## [Stored data]
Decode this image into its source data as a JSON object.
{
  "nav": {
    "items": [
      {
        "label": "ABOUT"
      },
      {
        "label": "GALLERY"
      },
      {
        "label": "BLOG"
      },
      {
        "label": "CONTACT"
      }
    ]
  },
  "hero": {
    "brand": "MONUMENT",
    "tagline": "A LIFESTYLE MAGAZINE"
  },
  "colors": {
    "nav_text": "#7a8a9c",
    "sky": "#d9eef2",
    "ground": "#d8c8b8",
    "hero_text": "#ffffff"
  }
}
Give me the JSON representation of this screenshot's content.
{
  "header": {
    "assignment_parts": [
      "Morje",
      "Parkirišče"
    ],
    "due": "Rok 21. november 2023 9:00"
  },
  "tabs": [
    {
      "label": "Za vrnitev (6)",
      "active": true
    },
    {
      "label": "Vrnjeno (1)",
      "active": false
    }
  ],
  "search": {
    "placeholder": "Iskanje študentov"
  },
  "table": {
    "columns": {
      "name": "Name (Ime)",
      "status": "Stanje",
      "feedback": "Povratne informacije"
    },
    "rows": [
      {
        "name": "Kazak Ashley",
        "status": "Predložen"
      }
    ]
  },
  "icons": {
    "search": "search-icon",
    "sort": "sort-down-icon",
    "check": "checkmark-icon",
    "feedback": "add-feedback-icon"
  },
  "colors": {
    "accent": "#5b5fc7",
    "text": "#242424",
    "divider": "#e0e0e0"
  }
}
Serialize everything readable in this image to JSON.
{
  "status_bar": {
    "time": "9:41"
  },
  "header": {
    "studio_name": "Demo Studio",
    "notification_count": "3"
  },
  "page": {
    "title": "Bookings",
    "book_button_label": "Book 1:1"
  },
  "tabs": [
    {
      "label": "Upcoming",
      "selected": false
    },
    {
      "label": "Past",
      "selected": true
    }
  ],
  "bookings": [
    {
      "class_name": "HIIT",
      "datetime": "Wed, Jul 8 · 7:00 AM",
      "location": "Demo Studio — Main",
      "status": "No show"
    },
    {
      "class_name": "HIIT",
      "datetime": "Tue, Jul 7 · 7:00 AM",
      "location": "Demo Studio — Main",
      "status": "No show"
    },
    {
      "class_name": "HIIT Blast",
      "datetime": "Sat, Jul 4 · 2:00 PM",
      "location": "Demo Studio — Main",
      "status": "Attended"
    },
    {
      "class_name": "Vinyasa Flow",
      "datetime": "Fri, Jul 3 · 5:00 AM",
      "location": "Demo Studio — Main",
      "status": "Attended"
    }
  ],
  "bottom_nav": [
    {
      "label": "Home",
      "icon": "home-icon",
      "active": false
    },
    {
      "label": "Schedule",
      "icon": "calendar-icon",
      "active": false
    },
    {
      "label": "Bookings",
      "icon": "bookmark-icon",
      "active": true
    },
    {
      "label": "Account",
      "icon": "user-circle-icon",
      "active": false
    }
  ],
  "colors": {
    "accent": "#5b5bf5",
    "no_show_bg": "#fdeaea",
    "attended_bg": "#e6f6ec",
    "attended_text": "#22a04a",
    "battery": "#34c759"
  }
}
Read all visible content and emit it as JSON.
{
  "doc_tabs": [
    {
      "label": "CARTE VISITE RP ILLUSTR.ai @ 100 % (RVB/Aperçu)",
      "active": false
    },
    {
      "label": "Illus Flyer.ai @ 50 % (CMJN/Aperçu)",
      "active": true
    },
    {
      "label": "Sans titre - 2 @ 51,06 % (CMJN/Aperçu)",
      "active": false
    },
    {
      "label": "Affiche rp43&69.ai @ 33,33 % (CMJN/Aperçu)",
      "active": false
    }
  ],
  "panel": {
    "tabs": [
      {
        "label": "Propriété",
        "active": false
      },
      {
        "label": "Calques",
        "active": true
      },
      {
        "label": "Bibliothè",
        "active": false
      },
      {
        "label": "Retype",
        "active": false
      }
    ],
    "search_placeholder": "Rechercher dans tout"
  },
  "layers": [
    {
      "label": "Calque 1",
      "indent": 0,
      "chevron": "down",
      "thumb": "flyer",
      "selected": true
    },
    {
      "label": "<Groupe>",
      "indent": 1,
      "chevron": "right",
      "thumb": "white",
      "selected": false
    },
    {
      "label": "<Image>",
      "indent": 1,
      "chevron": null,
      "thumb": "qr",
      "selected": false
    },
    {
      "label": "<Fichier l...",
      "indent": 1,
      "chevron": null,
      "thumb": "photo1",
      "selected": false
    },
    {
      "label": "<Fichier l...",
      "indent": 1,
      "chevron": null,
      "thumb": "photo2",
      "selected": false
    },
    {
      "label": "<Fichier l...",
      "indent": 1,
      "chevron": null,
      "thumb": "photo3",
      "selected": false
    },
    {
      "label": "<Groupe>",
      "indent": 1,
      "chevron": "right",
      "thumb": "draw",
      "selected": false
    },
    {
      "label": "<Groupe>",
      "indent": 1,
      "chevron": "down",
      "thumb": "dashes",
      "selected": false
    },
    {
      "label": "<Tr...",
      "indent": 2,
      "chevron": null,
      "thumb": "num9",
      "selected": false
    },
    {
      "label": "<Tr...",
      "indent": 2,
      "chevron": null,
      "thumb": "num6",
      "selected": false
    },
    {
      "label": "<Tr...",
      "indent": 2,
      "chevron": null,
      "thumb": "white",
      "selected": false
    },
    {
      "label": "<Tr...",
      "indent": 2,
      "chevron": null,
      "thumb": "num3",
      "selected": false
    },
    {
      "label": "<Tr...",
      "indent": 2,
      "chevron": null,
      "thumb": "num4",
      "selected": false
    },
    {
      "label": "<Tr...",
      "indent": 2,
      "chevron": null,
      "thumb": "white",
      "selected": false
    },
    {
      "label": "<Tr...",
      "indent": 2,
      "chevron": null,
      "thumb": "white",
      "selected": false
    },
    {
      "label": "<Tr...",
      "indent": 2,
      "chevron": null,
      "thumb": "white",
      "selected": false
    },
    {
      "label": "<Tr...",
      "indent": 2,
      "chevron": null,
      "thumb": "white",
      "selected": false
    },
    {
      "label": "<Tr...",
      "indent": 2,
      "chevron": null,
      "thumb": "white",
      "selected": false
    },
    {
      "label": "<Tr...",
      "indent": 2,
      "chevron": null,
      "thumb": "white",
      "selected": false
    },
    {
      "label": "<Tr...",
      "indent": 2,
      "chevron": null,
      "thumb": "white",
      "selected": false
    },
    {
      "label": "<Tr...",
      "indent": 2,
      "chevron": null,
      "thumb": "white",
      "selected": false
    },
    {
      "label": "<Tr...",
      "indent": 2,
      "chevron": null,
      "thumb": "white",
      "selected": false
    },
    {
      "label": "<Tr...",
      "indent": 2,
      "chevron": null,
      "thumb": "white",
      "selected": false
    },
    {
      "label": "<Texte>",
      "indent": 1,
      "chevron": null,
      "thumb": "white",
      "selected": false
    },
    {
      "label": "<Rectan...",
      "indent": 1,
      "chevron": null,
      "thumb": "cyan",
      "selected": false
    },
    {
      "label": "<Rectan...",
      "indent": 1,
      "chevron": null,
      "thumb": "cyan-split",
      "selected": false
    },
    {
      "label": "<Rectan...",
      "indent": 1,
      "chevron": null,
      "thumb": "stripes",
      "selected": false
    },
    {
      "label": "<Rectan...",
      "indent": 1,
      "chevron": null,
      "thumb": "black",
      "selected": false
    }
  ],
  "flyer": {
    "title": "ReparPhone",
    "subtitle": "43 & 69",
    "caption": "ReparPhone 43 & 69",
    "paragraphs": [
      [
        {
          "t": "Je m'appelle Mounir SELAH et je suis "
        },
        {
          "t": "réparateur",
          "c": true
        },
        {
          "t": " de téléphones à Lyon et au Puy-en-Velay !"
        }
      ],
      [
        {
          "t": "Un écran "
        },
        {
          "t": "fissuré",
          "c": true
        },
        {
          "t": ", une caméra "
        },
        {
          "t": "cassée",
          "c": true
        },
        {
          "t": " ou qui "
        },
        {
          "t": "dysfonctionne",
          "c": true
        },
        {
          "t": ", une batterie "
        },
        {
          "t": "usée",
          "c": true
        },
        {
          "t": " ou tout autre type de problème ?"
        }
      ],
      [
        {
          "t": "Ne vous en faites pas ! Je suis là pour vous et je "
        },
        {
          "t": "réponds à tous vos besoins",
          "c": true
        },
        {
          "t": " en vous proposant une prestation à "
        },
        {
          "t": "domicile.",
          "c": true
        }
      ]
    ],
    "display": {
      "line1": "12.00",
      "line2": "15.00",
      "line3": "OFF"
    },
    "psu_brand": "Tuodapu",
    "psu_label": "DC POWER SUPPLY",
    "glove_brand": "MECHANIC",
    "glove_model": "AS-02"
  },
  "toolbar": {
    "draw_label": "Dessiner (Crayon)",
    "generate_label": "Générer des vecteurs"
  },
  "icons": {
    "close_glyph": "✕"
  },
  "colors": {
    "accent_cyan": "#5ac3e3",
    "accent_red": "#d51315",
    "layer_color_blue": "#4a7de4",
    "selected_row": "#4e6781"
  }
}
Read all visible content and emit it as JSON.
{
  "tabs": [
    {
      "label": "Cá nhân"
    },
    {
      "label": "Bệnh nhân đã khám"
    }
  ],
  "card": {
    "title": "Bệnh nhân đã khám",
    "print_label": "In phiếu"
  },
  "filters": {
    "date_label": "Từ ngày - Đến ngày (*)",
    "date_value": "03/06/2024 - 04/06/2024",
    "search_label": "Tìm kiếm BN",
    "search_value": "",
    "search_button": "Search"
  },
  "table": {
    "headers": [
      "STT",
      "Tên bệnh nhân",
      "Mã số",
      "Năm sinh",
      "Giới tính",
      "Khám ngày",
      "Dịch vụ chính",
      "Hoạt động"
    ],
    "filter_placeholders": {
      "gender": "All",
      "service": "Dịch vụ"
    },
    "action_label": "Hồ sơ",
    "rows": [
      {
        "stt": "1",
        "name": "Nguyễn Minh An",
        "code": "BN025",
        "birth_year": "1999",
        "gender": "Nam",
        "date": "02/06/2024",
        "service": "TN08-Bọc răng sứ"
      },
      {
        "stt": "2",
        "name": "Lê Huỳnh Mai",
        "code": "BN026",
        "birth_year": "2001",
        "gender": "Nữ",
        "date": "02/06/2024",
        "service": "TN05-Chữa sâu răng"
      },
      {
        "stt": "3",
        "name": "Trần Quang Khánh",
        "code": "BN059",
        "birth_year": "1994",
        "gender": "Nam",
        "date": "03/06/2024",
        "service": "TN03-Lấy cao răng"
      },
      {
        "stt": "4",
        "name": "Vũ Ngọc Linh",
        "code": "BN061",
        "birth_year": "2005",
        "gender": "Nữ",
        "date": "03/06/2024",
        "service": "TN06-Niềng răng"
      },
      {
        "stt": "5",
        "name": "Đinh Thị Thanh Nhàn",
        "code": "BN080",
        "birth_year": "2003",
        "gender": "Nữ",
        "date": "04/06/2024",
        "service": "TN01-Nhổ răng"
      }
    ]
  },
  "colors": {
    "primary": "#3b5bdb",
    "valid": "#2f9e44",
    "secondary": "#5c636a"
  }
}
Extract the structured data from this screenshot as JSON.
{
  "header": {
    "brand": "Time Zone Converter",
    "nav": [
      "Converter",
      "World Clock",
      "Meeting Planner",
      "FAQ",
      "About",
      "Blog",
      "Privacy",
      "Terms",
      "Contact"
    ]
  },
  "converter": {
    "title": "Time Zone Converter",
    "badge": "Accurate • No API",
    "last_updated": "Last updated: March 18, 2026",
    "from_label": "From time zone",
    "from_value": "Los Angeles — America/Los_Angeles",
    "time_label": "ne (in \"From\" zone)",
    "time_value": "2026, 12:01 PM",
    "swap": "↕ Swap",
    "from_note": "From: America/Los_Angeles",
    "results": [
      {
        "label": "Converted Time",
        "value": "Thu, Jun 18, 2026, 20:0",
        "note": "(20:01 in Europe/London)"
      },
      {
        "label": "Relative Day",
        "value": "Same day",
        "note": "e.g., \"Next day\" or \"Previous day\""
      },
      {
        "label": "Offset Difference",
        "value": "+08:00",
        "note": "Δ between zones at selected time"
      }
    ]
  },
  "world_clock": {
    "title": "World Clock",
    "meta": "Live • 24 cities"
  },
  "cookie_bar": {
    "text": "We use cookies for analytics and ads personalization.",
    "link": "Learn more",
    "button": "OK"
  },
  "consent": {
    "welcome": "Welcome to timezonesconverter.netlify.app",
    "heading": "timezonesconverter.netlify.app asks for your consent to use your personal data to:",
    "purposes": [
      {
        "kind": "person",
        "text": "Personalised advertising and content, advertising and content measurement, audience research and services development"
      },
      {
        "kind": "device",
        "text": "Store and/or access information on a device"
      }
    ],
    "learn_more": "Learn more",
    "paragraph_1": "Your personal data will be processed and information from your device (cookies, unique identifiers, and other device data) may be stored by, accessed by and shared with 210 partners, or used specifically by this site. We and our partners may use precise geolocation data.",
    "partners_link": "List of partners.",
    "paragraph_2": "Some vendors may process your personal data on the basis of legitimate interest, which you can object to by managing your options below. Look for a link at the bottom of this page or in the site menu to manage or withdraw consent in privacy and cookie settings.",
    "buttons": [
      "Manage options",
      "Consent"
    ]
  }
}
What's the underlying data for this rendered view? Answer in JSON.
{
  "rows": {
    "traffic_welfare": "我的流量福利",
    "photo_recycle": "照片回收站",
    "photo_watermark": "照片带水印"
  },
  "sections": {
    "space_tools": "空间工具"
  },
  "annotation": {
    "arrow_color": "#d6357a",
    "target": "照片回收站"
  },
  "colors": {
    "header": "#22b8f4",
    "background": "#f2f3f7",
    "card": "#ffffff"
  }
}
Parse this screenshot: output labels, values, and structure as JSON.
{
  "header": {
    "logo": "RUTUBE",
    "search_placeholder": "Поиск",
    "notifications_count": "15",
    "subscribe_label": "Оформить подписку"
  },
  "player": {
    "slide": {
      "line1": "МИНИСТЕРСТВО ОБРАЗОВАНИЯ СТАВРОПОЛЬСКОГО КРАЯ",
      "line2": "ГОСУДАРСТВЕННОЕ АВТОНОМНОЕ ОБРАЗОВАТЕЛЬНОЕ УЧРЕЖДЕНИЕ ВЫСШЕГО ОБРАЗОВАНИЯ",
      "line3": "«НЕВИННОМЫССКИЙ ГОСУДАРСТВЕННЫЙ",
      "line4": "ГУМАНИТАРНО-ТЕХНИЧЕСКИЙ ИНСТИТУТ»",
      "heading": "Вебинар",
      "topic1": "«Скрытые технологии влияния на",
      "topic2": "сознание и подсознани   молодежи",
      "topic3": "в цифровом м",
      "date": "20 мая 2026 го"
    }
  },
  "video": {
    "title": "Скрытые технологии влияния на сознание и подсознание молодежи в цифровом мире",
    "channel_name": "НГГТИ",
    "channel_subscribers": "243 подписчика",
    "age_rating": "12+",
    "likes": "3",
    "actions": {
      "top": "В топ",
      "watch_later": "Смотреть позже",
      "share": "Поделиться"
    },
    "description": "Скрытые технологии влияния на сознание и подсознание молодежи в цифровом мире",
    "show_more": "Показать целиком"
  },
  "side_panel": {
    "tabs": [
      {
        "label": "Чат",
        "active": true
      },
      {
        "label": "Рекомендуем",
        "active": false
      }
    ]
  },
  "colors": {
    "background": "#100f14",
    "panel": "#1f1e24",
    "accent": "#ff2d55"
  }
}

## [Your goal]
Lines containing the word "timezonesconverter" are to be counted in the listing; state their number alone.

## [Correct result]
2